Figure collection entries
++++

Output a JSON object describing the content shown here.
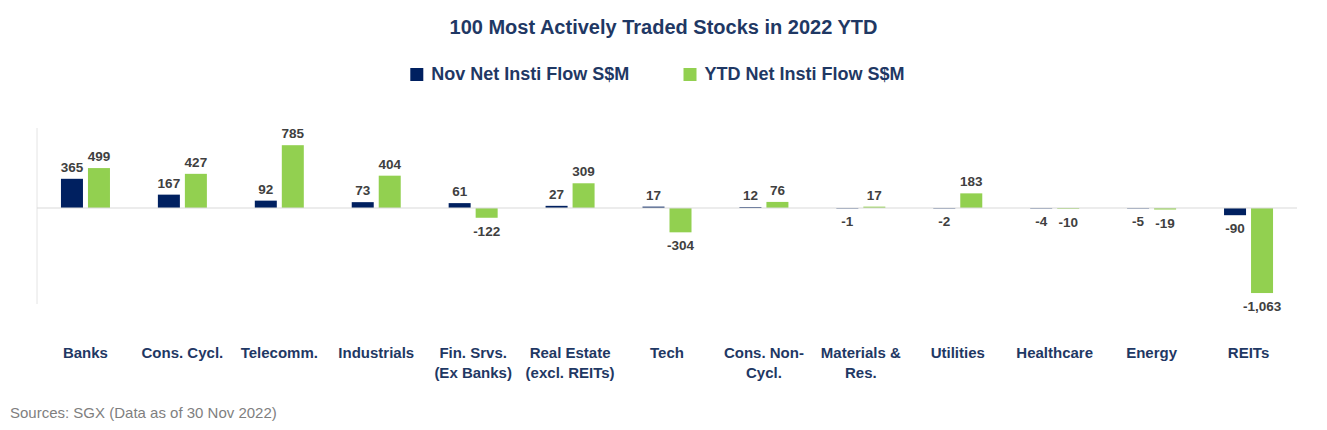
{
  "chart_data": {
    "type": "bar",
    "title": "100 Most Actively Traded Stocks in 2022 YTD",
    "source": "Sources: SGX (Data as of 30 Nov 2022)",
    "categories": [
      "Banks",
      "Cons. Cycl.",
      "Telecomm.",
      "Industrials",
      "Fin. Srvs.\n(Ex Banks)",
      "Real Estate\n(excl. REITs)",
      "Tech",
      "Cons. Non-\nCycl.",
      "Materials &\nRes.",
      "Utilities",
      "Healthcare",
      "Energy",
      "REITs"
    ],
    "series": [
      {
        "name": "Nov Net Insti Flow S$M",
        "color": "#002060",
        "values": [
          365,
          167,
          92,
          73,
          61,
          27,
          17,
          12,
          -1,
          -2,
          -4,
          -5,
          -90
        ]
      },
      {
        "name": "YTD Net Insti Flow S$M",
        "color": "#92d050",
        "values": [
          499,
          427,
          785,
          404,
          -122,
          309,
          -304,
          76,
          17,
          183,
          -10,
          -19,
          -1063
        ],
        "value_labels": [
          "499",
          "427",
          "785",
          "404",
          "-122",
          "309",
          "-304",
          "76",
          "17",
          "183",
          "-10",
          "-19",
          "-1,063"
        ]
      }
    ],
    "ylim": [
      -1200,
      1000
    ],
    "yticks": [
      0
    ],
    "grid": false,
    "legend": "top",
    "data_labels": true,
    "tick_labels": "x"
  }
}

++++

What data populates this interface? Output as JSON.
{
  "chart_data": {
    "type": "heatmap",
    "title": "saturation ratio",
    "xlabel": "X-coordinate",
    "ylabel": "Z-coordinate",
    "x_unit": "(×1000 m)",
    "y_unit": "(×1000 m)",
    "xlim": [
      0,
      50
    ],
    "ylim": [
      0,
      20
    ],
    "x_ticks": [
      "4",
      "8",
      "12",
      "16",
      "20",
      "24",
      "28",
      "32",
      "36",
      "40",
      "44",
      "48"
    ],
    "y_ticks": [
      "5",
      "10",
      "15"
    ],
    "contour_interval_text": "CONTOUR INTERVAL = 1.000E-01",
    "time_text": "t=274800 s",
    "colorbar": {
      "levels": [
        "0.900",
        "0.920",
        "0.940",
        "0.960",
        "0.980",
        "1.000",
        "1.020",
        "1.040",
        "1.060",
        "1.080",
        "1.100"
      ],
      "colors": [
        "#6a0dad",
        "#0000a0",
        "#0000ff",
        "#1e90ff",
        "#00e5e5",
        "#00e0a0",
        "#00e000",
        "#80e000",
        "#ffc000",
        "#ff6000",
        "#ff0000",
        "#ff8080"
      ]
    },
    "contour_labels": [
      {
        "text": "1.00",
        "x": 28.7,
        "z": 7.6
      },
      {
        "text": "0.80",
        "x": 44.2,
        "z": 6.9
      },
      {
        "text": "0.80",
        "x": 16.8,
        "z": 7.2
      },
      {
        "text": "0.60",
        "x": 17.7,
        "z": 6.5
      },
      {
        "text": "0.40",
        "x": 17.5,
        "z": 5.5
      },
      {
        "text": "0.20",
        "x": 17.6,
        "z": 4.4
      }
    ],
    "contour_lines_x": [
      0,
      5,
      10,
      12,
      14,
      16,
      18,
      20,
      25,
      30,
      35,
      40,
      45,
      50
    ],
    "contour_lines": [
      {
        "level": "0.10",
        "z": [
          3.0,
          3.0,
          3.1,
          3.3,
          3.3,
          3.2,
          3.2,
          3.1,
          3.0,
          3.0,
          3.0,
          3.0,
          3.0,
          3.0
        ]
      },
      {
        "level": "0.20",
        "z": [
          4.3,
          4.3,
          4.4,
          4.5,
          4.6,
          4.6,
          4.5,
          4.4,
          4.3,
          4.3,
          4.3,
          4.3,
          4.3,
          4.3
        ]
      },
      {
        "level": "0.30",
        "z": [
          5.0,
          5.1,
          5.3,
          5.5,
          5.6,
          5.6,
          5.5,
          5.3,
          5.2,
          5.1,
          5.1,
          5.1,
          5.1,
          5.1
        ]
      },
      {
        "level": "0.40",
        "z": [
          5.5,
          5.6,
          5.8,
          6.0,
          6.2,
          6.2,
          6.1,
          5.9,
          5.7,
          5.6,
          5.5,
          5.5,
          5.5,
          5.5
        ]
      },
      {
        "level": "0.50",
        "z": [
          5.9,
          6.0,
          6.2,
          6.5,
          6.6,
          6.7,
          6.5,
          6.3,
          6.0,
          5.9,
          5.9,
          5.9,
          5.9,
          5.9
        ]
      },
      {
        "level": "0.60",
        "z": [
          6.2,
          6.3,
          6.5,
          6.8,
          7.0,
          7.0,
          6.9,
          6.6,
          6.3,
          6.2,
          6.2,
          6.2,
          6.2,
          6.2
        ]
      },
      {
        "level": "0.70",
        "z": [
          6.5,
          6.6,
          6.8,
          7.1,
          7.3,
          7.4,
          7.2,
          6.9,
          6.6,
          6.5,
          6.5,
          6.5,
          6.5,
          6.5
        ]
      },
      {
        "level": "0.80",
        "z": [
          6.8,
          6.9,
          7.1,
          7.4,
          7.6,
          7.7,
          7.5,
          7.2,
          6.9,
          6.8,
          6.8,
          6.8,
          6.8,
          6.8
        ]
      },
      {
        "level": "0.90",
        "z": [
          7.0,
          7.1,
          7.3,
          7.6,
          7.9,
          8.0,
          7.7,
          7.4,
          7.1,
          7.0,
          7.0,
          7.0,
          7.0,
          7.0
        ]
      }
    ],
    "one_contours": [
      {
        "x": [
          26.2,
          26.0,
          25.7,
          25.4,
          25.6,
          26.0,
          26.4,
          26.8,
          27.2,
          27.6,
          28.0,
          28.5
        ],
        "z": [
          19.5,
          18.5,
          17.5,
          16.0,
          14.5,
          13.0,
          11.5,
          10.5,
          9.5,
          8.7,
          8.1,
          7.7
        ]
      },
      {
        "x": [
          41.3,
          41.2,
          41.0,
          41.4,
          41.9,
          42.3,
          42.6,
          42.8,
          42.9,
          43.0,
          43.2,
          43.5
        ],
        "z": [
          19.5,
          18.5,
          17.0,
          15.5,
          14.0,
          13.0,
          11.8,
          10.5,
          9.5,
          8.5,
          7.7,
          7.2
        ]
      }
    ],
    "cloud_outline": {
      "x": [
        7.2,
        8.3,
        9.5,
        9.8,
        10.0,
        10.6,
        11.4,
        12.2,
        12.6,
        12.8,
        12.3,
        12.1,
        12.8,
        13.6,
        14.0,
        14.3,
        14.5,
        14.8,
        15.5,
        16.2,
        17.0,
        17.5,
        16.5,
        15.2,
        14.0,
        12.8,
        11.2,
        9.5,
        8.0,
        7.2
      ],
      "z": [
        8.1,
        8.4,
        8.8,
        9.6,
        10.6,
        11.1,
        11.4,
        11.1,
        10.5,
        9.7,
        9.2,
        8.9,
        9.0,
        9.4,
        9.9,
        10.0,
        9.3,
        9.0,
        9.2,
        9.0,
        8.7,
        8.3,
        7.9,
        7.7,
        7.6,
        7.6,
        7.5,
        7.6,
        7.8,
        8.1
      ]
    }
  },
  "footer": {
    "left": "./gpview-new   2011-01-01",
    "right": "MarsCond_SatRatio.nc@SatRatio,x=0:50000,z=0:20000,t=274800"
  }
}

++++

Within the entries above, report how many lines include "title", and keep the answer to the number.

[ANSWER TO THE EXERCISE] 2